Directions for this task.
Print the data exactly as it is given, please.

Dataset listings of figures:
((

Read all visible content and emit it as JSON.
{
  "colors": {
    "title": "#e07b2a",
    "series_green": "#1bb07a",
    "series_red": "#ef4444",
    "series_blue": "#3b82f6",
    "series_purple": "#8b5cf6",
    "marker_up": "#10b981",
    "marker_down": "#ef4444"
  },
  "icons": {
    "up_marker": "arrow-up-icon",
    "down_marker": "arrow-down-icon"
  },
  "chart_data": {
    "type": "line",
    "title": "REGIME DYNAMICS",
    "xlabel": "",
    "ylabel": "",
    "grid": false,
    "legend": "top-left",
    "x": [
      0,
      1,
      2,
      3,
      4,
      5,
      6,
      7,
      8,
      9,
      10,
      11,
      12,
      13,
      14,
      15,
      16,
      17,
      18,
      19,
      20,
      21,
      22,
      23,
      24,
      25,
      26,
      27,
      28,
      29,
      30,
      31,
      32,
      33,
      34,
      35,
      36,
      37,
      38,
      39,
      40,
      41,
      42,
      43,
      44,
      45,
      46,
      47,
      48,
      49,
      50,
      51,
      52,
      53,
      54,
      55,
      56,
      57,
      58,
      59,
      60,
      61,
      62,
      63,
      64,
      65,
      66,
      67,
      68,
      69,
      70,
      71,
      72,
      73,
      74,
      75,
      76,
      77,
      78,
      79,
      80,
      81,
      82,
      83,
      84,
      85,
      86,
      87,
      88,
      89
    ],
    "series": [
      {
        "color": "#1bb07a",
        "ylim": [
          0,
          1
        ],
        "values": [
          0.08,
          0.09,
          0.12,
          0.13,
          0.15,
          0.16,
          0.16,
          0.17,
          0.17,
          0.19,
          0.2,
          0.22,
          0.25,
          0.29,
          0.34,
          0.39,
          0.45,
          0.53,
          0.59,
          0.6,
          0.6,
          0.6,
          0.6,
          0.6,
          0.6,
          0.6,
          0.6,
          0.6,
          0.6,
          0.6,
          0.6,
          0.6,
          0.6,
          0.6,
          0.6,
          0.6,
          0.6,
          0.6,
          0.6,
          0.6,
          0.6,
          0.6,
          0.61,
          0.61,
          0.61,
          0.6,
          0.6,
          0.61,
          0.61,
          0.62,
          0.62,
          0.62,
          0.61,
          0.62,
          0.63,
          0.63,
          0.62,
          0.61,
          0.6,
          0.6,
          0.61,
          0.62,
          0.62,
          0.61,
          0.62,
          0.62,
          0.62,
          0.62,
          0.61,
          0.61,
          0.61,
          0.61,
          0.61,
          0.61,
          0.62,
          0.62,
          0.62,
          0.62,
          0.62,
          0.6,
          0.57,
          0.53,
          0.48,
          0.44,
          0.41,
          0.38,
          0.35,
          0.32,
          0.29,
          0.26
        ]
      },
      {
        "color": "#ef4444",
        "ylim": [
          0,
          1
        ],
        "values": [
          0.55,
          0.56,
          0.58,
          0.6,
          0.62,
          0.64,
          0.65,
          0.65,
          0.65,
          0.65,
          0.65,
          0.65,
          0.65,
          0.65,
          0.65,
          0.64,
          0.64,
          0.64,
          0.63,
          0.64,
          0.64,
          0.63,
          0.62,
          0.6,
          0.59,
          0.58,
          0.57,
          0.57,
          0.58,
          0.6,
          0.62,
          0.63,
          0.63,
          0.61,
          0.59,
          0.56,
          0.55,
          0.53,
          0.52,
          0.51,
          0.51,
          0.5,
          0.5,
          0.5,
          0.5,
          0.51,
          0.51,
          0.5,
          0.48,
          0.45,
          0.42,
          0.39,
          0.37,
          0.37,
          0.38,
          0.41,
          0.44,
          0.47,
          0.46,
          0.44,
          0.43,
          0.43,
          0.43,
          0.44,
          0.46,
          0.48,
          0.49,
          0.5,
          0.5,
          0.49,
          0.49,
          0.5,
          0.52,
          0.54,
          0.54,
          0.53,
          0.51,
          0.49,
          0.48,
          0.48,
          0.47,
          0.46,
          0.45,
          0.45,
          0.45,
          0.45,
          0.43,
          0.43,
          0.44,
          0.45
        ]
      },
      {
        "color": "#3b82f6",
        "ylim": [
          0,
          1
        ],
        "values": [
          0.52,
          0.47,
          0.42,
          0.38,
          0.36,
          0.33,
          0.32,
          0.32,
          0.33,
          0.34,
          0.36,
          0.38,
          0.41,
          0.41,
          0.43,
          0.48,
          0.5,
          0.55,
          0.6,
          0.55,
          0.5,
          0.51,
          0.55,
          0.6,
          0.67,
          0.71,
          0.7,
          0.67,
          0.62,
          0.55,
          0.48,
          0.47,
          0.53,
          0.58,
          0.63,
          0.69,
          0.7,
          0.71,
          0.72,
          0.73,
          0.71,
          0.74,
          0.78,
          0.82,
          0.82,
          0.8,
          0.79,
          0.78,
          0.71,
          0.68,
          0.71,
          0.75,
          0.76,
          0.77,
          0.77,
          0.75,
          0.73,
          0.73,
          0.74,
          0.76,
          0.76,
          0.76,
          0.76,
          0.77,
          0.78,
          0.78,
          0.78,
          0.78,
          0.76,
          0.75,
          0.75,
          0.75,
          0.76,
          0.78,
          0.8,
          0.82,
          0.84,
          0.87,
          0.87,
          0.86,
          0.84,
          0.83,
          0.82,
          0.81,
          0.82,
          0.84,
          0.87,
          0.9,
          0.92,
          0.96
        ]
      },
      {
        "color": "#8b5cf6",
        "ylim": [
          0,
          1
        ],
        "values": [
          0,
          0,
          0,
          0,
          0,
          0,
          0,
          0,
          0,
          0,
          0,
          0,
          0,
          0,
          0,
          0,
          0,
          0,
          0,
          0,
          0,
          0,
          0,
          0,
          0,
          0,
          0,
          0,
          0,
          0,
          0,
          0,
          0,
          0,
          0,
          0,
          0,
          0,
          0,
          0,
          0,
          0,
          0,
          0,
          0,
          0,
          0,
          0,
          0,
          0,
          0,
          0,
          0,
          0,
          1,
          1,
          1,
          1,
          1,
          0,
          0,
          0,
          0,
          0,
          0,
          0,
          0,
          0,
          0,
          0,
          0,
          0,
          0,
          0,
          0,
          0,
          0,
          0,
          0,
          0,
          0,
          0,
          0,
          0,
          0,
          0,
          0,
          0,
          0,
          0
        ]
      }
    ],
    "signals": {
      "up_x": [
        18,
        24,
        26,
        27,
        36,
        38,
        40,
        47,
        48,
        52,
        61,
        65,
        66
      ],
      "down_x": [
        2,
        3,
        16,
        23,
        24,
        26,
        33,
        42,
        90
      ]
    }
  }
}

))

The reply.
Read all visible content and emit it as JSON.
{
  "colors": {
    "title": "#e07b2a",
    "series_green": "#1bb07a",
    "series_red": "#ef4444",
    "series_blue": "#3b82f6",
    "series_purple": "#8b5cf6",
    "marker_up": "#10b981",
    "marker_down": "#ef4444"
  },
  "icons": {
    "up_marker": "arrow-up-icon",
    "down_marker": "arrow-down-icon"
  },
  "chart_data": {
    "type": "line",
    "title": "REGIME DYNAMICS",
    "xlabel": "",
    "ylabel": "",
    "grid": false,
    "legend": "top-left",
    "x": [
      0,
      1,
      2,
      3,
      4,
      5,
      6,
      7,
      8,
      9,
      10,
      11,
      12,
      13,
      14,
      15,
      16,
      17,
      18,
      19,
      20,
      21,
      22,
      23,
      24,
      25,
      26,
      27,
      28,
      29,
      30,
      31,
      32,
      33,
      34,
      35,
      36,
      37,
      38,
      39,
      40,
      41,
      42,
      43,
      44,
      45,
      46,
      47,
      48,
      49,
      50,
      51,
      52,
      53,
      54,
      55,
      56,
      57,
      58,
      59,
      60,
      61,
      62,
      63,
      64,
      65,
      66,
      67,
      68,
      69,
      70,
      71,
      72,
      73,
      74,
      75,
      76,
      77,
      78,
      79,
      80,
      81,
      82,
      83,
      84,
      85,
      86,
      87,
      88,
      89
    ],
    "series": [
      {
        "color": "#1bb07a",
        "ylim": [
          0,
          1
        ],
        "values": [
          0.08,
          0.09,
          0.12,
          0.13,
          0.15,
          0.16,
          0.16,
          0.17,
          0.17,
          0.19,
          0.2,
          0.22,
          0.25,
          0.29,
          0.34,
          0.39,
          0.45,
          0.53,
          0.59,
          0.6,
          0.6,
          0.6,
          0.6,
          0.6,
          0.6,
          0.6,
          0.6,
          0.6,
          0.6,
          0.6,
          0.6,
          0.6,
          0.6,
          0.6,
          0.6,
          0.6,
          0.6,
          0.6,
          0.6,
          0.6,
          0.6,
          0.6,
          0.61,
          0.61,
          0.61,
          0.6,
          0.6,
          0.61,
          0.61,
          0.62,
          0.62,
          0.62,
          0.61,
          0.62,
          0.63,
          0.63,
          0.62,
          0.61,
          0.6,
          0.6,
          0.61,
          0.62,
          0.62,
          0.61,
          0.62,
          0.62,
          0.62,
          0.62,
          0.61,
          0.61,
          0.61,
          0.61,
          0.61,
          0.61,
          0.62,
          0.62,
          0.62,
          0.62,
          0.62,
          0.6,
          0.57,
          0.53,
          0.48,
          0.44,
          0.41,
          0.38,
          0.35,
          0.32,
          0.29,
          0.26
        ]
      },
      {
        "color": "#ef4444",
        "ylim": [
          0,
          1
        ],
        "values": [
          0.55,
          0.56,
          0.58,
          0.6,
          0.62,
          0.64,
          0.65,
          0.65,
          0.65,
          0.65,
          0.65,
          0.65,
          0.65,
          0.65,
          0.65,
          0.64,
          0.64,
          0.64,
          0.63,
          0.64,
          0.64,
          0.63,
          0.62,
          0.6,
          0.59,
          0.58,
          0.57,
          0.57,
          0.58,
          0.6,
          0.62,
          0.63,
          0.63,
          0.61,
          0.59,
          0.56,
          0.55,
          0.53,
          0.52,
          0.51,
          0.51,
          0.5,
          0.5,
          0.5,
          0.5,
          0.51,
          0.51,
          0.5,
          0.48,
          0.45,
          0.42,
          0.39,
          0.37,
          0.37,
          0.38,
          0.41,
          0.44,
          0.47,
          0.46,
          0.44,
          0.43,
          0.43,
          0.43,
          0.44,
          0.46,
          0.48,
          0.49,
          0.5,
          0.5,
          0.49,
          0.49,
          0.5,
          0.52,
          0.54,
          0.54,
          0.53,
          0.51,
          0.49,
          0.48,
          0.48,
          0.47,
          0.46,
          0.45,
          0.45,
          0.45,
          0.45,
          0.43,
          0.43,
          0.44,
          0.45
        ]
      },
      {
        "color": "#3b82f6",
        "ylim": [
          0,
          1
        ],
        "values": [
          0.52,
          0.47,
          0.42,
          0.38,
          0.36,
          0.33,
          0.32,
          0.32,
          0.33,
          0.34,
          0.36,
          0.38,
          0.41,
          0.41,
          0.43,
          0.48,
          0.5,
          0.55,
          0.6,
          0.55,
          0.5,
          0.51,
          0.55,
          0.6,
          0.67,
          0.71,
          0.7,
          0.67,
          0.62,
          0.55,
          0.48,
          0.47,
          0.53,
          0.58,
          0.63,
          0.69,
          0.7,
          0.71,
          0.72,
          0.73,
          0.71,
          0.74,
          0.78,
          0.82,
          0.82,
          0.8,
          0.79,
          0.78,
          0.71,
          0.68,
          0.71,
          0.75,
          0.76,
          0.77,
          0.77,
          0.75,
          0.73,
          0.73,
          0.74,
          0.76,
          0.76,
          0.76,
          0.76,
          0.77,
          0.78,
          0.78,
          0.78,
          0.78,
          0.76,
          0.75,
          0.75,
          0.75,
          0.76,
          0.78,
          0.8,
          0.82,
          0.84,
          0.87,
          0.87,
          0.86,
          0.84,
          0.83,
          0.82,
          0.81,
          0.82,
          0.84,
          0.87,
          0.9,
          0.92,
          0.96
        ]
      },
      {
        "color": "#8b5cf6",
        "ylim": [
          0,
          1
        ],
        "values": [
          0,
          0,
          0,
          0,
          0,
          0,
          0,
          0,
          0,
          0,
          0,
          0,
          0,
          0,
          0,
          0,
          0,
          0,
          0,
          0,
          0,
          0,
          0,
          0,
          0,
          0,
          0,
          0,
          0,
          0,
          0,
          0,
          0,
          0,
          0,
          0,
          0,
          0,
          0,
          0,
          0,
          0,
          0,
          0,
          0,
          0,
          0,
          0,
          0,
          0,
          0,
          0,
          0,
          0,
          1,
          1,
          1,
          1,
          1,
          0,
          0,
          0,
          0,
          0,
          0,
          0,
          0,
          0,
          0,
          0,
          0,
          0,
          0,
          0,
          0,
          0,
          0,
          0,
          0,
          0,
          0,
          0,
          0,
          0,
          0,
          0,
          0,
          0,
          0,
          0
        ]
      }
    ],
    "signals": {
      "up_x": [
        18,
        24,
        26,
        27,
        36,
        38,
        40,
        47,
        48,
        52,
        61,
        65,
        66
      ],
      "down_x": [
        2,
        3,
        16,
        23,
        24,
        26,
        33,
        42,
        90
      ]
    }
  }
}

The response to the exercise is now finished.